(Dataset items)
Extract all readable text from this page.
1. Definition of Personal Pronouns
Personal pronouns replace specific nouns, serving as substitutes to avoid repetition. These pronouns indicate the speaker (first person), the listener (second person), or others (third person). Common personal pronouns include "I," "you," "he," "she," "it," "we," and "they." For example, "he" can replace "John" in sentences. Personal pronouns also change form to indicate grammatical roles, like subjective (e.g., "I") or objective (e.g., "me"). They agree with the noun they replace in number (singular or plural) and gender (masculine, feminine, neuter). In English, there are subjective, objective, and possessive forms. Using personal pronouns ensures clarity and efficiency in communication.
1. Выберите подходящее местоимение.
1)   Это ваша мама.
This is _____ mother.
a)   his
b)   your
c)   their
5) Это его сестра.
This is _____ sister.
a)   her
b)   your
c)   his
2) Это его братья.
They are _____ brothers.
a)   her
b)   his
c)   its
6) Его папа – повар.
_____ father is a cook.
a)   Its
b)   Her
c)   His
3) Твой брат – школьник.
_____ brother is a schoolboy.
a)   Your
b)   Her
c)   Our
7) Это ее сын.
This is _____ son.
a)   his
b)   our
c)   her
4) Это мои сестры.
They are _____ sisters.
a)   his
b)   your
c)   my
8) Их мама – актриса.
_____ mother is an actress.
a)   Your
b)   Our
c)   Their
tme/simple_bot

Goal of the exercise: Restate every record exactly, leaving nothing out.

Output below:
Extract all readable text from this page.
1. Definition of Personal Pronouns
Personal pronouns replace specific nouns, serving as substitutes to avoid repetition. These pronouns indicate the speaker (first person), the listener (second person), or others (third person). Common personal pronouns include "I," "you," "he," "she," "it," "we," and "they." For example, "he" can replace "John" in sentences. Personal pronouns also change form to indicate grammatical roles, like subjective (e.g., "I") or objective (e.g., "me"). They agree with the noun they replace in number (singular or plural) and gender (masculine, feminine, neuter). In English, there are subjective, objective, and possessive forms. Using personal pronouns ensures clarity and efficiency in communication.
1. Выберите подходящее местоимение.
1)   Это ваша мама.
This is _____ mother.
a)   his
b)   your
c)   their
5) Это его сестра.
This is _____ sister.
a)   her
b)   your
c)   his
2) Это его братья.
They are _____ brothers.
a)   her
b)   his
c)   its
6) Его папа – повар.
_____ father is a cook.
a)   Its
b)   Her
c)   His
3) Твой брат – школьник.
_____ brother is a schoolboy.
a)   Your
b)   Her
c)   Our
7) Это ее сын.
This is _____ son.
a)   his
b)   our
c)   her
4) Это мои сестры.
They are _____ sisters.
a)   his
b)   your
c)   my
8) Их мама – актриса.
_____ mother is an actress.
a)   Your
b)   Our
c)   Their
tme/simple_bot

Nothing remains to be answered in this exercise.